DATA PROVIDED:
= = =

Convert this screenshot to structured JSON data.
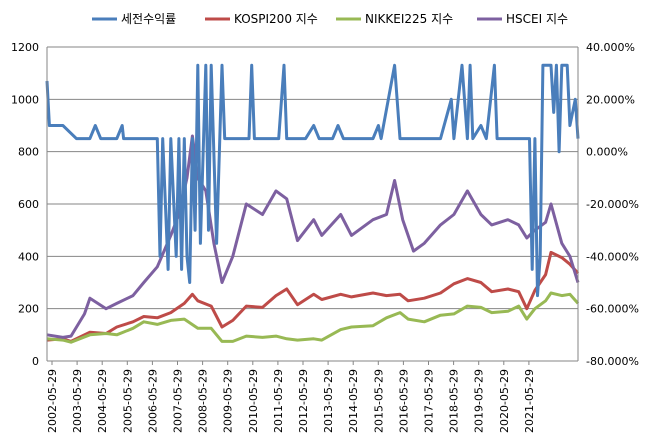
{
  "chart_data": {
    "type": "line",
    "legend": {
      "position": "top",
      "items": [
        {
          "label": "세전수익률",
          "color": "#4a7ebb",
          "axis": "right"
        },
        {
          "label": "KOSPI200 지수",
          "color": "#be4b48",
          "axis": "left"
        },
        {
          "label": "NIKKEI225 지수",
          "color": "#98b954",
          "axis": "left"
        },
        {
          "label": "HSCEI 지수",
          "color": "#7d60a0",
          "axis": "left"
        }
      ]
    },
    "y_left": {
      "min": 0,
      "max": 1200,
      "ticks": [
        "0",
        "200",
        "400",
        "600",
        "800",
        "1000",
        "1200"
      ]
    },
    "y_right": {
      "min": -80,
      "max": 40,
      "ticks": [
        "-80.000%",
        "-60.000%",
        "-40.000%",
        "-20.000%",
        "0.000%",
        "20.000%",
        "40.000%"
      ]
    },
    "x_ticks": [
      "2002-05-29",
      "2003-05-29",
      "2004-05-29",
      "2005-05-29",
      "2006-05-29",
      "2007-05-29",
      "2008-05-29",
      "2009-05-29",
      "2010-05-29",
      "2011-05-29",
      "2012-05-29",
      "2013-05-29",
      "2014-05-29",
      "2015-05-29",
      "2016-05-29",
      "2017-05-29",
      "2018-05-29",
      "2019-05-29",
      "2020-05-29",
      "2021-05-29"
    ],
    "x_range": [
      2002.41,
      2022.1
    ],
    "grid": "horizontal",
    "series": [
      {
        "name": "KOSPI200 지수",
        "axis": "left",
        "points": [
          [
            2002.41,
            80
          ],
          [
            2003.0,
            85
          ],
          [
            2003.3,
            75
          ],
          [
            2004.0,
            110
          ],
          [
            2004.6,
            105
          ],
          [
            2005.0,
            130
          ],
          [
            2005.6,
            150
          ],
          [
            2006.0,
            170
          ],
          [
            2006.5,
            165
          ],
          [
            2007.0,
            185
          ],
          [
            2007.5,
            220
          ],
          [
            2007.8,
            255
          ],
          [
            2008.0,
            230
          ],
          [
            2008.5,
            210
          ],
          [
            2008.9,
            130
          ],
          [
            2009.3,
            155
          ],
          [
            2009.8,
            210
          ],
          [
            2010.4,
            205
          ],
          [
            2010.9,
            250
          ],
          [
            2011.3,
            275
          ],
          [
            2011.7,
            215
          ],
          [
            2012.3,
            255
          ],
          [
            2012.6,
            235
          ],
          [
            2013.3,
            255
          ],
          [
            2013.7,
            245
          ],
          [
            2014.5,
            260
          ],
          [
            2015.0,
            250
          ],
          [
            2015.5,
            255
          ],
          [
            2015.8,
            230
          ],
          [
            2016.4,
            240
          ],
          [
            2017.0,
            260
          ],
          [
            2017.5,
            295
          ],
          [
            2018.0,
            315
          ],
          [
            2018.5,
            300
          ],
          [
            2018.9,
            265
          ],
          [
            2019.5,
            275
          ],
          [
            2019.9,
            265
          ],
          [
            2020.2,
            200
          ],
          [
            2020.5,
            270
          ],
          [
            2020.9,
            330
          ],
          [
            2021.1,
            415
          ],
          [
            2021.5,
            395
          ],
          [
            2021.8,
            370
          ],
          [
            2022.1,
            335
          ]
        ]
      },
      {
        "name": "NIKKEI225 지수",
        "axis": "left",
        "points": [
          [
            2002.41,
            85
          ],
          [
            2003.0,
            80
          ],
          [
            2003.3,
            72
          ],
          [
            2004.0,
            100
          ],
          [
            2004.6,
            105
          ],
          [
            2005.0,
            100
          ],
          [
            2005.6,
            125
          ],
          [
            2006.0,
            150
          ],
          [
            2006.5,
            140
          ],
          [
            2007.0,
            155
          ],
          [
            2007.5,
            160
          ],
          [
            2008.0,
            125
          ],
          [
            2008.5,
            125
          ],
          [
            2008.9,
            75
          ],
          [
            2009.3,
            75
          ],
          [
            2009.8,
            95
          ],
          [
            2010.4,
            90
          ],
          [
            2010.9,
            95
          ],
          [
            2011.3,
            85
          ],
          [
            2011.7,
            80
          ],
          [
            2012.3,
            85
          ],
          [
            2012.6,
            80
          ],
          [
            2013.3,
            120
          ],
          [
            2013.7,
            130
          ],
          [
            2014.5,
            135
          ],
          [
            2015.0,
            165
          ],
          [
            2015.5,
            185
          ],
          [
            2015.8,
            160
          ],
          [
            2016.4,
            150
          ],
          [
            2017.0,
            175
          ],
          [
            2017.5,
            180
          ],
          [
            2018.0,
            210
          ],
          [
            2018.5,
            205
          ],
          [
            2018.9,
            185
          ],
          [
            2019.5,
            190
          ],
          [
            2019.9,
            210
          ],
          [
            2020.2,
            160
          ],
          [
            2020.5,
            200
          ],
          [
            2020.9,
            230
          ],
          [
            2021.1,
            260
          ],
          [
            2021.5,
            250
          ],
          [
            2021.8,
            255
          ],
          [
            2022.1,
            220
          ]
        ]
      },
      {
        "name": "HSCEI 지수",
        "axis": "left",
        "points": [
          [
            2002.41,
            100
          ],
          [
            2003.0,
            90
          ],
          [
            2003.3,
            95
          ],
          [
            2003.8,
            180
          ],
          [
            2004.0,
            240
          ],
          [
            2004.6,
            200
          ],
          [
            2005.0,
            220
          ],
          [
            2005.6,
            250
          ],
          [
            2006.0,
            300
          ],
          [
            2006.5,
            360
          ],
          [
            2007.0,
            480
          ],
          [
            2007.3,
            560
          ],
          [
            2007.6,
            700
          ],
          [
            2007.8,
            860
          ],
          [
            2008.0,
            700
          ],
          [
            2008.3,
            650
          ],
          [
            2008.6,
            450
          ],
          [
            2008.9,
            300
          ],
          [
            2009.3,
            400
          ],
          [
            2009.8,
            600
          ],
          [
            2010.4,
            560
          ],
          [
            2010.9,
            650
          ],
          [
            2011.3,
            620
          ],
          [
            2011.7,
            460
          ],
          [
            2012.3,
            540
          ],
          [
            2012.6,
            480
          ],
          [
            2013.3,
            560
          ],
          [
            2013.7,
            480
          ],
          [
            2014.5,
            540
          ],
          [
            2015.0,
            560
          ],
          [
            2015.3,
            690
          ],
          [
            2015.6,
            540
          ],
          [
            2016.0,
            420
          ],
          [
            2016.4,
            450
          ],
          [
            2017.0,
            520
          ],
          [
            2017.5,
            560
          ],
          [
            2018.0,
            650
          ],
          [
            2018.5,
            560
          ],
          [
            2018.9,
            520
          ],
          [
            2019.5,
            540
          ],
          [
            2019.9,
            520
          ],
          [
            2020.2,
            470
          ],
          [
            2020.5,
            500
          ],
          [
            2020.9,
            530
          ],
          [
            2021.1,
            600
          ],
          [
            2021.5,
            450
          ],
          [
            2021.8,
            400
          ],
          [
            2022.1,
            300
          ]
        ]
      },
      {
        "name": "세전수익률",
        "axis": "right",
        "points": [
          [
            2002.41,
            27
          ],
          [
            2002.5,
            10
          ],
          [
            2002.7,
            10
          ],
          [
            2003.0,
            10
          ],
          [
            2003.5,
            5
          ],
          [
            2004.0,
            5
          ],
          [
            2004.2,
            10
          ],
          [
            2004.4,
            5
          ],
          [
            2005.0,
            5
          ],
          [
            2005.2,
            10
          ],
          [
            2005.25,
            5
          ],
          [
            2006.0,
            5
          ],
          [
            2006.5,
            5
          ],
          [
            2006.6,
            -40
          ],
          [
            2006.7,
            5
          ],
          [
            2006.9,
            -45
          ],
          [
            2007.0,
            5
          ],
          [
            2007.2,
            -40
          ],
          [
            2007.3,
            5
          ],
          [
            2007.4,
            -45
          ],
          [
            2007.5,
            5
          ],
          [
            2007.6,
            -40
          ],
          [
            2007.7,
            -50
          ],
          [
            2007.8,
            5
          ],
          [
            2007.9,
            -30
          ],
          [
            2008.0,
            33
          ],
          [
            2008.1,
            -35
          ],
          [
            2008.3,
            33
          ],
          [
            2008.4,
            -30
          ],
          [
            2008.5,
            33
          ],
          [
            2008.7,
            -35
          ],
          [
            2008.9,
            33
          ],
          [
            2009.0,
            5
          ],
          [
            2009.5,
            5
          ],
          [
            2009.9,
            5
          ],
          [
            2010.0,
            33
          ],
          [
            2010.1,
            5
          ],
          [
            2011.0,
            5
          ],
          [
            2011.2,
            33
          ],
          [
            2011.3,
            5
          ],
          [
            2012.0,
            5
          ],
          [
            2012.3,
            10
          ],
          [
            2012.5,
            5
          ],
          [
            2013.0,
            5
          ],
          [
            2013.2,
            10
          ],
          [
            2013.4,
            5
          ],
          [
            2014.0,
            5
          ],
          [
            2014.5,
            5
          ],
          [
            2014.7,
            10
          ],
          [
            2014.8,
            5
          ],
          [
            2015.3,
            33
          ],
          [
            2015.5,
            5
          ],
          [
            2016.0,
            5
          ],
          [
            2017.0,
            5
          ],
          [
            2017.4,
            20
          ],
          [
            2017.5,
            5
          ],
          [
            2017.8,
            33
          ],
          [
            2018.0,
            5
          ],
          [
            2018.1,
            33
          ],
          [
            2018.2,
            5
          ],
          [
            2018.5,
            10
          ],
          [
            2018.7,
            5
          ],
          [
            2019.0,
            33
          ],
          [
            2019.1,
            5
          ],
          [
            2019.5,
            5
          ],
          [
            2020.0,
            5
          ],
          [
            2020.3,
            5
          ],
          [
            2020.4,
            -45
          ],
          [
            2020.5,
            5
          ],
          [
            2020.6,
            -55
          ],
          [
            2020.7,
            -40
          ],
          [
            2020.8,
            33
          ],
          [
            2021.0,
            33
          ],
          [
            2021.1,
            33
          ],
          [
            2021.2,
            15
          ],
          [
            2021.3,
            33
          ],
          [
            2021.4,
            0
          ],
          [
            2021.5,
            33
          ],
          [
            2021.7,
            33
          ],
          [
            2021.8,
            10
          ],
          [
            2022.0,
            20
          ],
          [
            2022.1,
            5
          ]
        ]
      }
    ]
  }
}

= = =

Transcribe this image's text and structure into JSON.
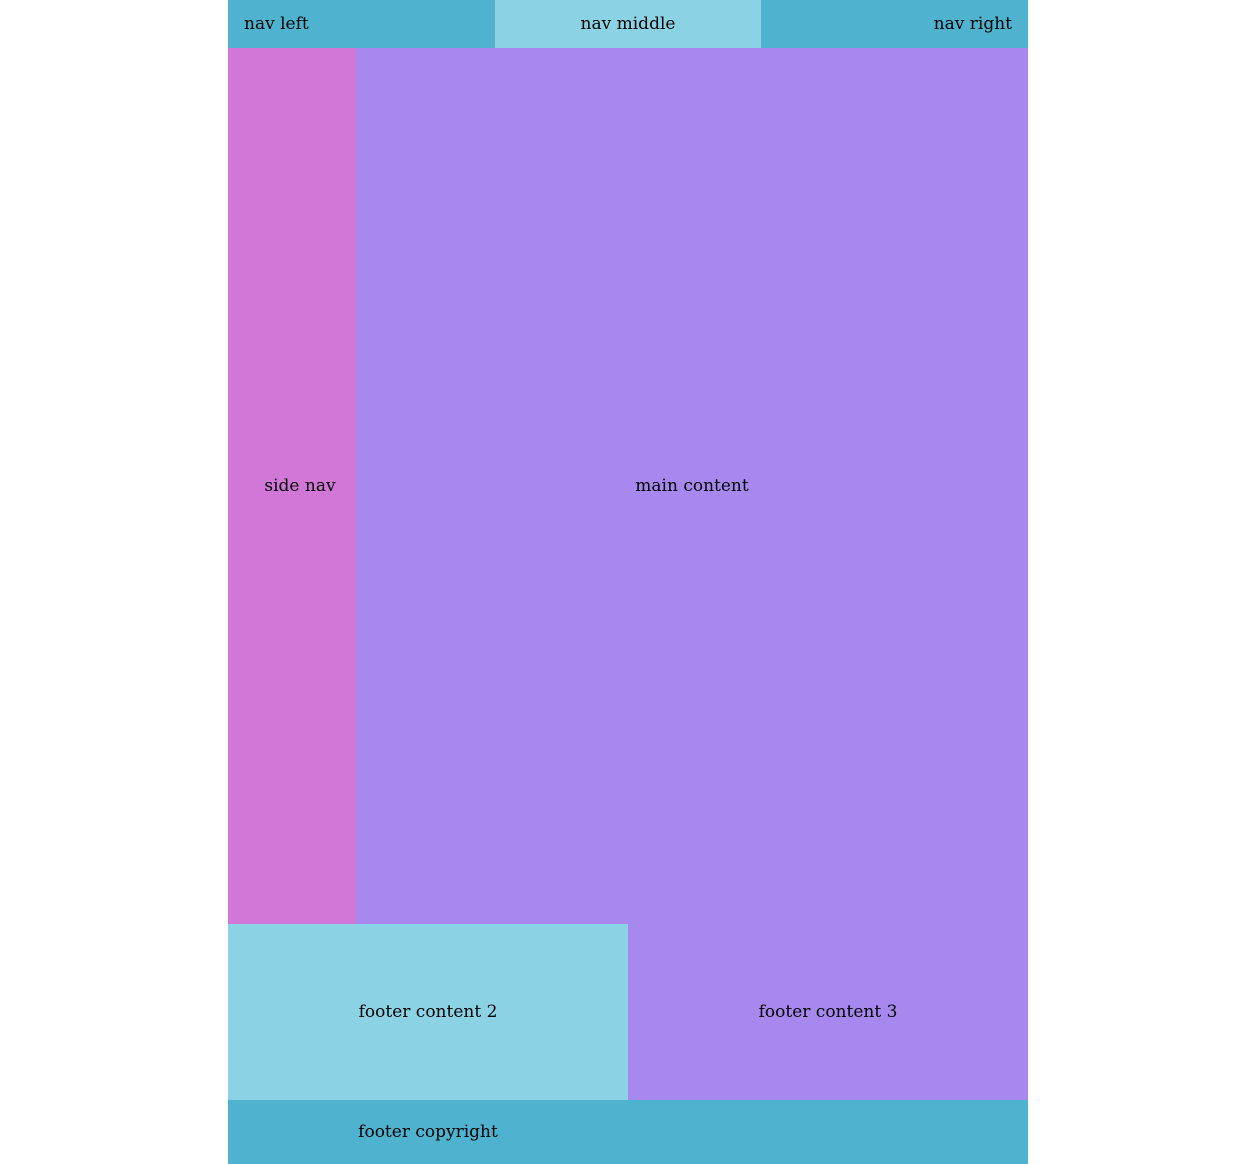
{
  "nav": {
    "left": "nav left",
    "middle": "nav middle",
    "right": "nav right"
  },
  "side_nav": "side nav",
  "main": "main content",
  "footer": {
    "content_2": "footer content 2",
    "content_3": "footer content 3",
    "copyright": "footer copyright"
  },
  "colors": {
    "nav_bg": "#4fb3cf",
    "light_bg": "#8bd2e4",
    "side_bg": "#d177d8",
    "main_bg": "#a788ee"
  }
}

= = =

TASK INSTRUCTIONS:
Report back each line of the entries that holds the string "footer".

TASK RESULT:
  "footer": {
    "content_2": "footer content 2",
    "content_3": "footer content 3",
    "copyright": "footer copyright"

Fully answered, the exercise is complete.